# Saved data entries
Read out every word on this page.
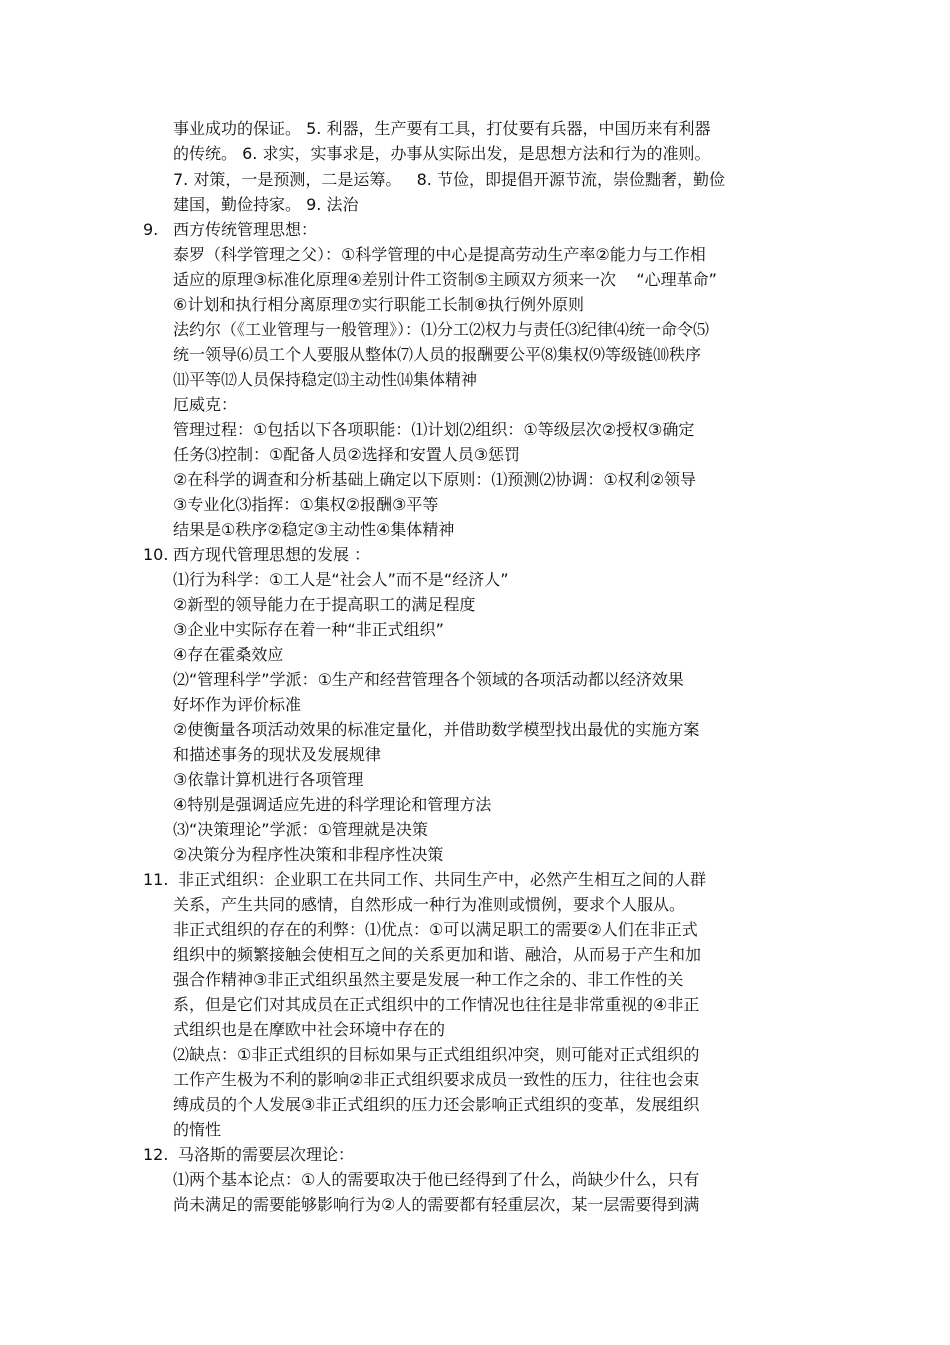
事业成功的保证。 5. 利器，生产要有工具，打仗要有兵器，中国历来有利器
的传统。 6. 求实，实事求是，办事从实际出发，是思想方法和行为的准则。
7. 对策，一是预测，二是运筹。   8. 节俭，即提倡开源节流，崇俭黜奢，勤俭
建国，勤俭持家。 9. 法治
9. 西方传统管理思想：
泰罗（科学管理之父）：①科学管理的中心是提高劳动生产率②能力与工作相
适应的原理③标准化原理④差别计件工资制⑤主顾双方须来一次    “心理革命”
⑥计划和执行相分离原理⑦实行职能工长制⑧执行例外原则
法约尔（《工业管理与一般管理》）：⑴分工⑵权力与责任⑶纪律⑷统一命令⑸
统一领导⑹员工个人要服从整体⑺人员的报酬要公平⑻集权⑼等级链⑽秩序
⑾平等⑿人员保持稳定⒀主动性⒁集体精神
厄威克：
管理过程：①包括以下各项职能：⑴计划⑵组织：①等级层次②授权③确定
任务⑶控制：①配备人员②选择和安置人员③惩罚
②在科学的调查和分析基础上确定以下原则：⑴预测⑵协调：①权利②领导
③专业化⑶指挥：①集权②报酬③平等
结果是①秩序②稳定③主动性④集体精神
10. 西方现代管理思想的发展 ：
⑴行为科学：①工人是“社会人”而不是“经济人”
②新型的领导能力在于提高职工的满足程度
③企业中实际存在着一种“非正式组织”
④存在霍桑效应
⑵“管理科学”学派：①生产和经营管理各个领域的各项活动都以经济效果
好坏作为评价标准
②使衡量各项活动效果的标准定量化，并借助数学模型找出最优的实施方案
和描述事务的现状及发展规律
③依靠计算机进行各项管理
④特别是强调适应先进的科学理论和管理方法
⑶“决策理论”学派：①管理就是决策
②决策分为程序性决策和非程序性决策
11. 非正式组织：企业职工在共同工作、共同生产中，必然产生相互之间的人群
关系，产生共同的感情，自然形成一种行为准则或惯例，要求个人服从。
非正式组织的存在的利弊：⑴优点：①可以满足职工的需要②人们在非正式
组织中的频繁接触会使相互之间的关系更加和谐、融洽，从而易于产生和加
强合作精神③非正式组织虽然主要是发展一种工作之余的、非工作性的关
系，但是它们对其成员在正式组织中的工作情况也往往是非常重视的④非正
式组织也是在摩欧中社会环境中存在的
⑵缺点：①非正式组织的目标如果与正式组组织冲突，则可能对正式组织的
工作产生极为不利的影响②非正式组织要求成员一致性的压力，往往也会束
缚成员的个人发展③非正式组织的压力还会影响正式组织的变革，发展组织
的惰性
12. 马洛斯的需要层次理论：
⑴两个基本论点：①人的需要取决于他已经得到了什么，尚缺少什么，只有
尚未满足的需要能够影响行为②人的需要都有轻重层次，某一层需要得到满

# Required work
Print the records above exactly as they stand, but leave out the pictures.

# Exercise solution
Read out every word on this page.
事业成功的保证。 5. 利器，生产要有工具，打仗要有兵器，中国历来有利器
的传统。 6. 求实，实事求是，办事从实际出发，是思想方法和行为的准则。
7. 对策，一是预测，二是运筹。   8. 节俭，即提倡开源节流，崇俭黜奢，勤俭
建国，勤俭持家。 9. 法治
9. 西方传统管理思想：
泰罗（科学管理之父）：①科学管理的中心是提高劳动生产率②能力与工作相
适应的原理③标准化原理④差别计件工资制⑤主顾双方须来一次    “心理革命”
⑥计划和执行相分离原理⑦实行职能工长制⑧执行例外原则
法约尔（《工业管理与一般管理》）：⑴分工⑵权力与责任⑶纪律⑷统一命令⑸
统一领导⑹员工个人要服从整体⑺人员的报酬要公平⑻集权⑼等级链⑽秩序
⑾平等⑿人员保持稳定⒀主动性⒁集体精神
厄威克：
管理过程：①包括以下各项职能：⑴计划⑵组织：①等级层次②授权③确定
任务⑶控制：①配备人员②选择和安置人员③惩罚
②在科学的调查和分析基础上确定以下原则：⑴预测⑵协调：①权利②领导
③专业化⑶指挥：①集权②报酬③平等
结果是①秩序②稳定③主动性④集体精神
10. 西方现代管理思想的发展 ：
⑴行为科学：①工人是“社会人”而不是“经济人”
②新型的领导能力在于提高职工的满足程度
③企业中实际存在着一种“非正式组织”
④存在霍桑效应
⑵“管理科学”学派：①生产和经营管理各个领域的各项活动都以经济效果
好坏作为评价标准
②使衡量各项活动效果的标准定量化，并借助数学模型找出最优的实施方案
和描述事务的现状及发展规律
③依靠计算机进行各项管理
④特别是强调适应先进的科学理论和管理方法
⑶“决策理论”学派：①管理就是决策
②决策分为程序性决策和非程序性决策
11. 非正式组织：企业职工在共同工作、共同生产中，必然产生相互之间的人群
关系，产生共同的感情，自然形成一种行为准则或惯例，要求个人服从。
非正式组织的存在的利弊：⑴优点：①可以满足职工的需要②人们在非正式
组织中的频繁接触会使相互之间的关系更加和谐、融洽，从而易于产生和加
强合作精神③非正式组织虽然主要是发展一种工作之余的、非工作性的关
系，但是它们对其成员在正式组织中的工作情况也往往是非常重视的④非正
式组织也是在摩欧中社会环境中存在的
⑵缺点：①非正式组织的目标如果与正式组组织冲突，则可能对正式组织的
工作产生极为不利的影响②非正式组织要求成员一致性的压力，往往也会束
缚成员的个人发展③非正式组织的压力还会影响正式组织的变革，发展组织
的惰性
12. 马洛斯的需要层次理论：
⑴两个基本论点：①人的需要取决于他已经得到了什么，尚缺少什么，只有
尚未满足的需要能够影响行为②人的需要都有轻重层次，某一层需要得到满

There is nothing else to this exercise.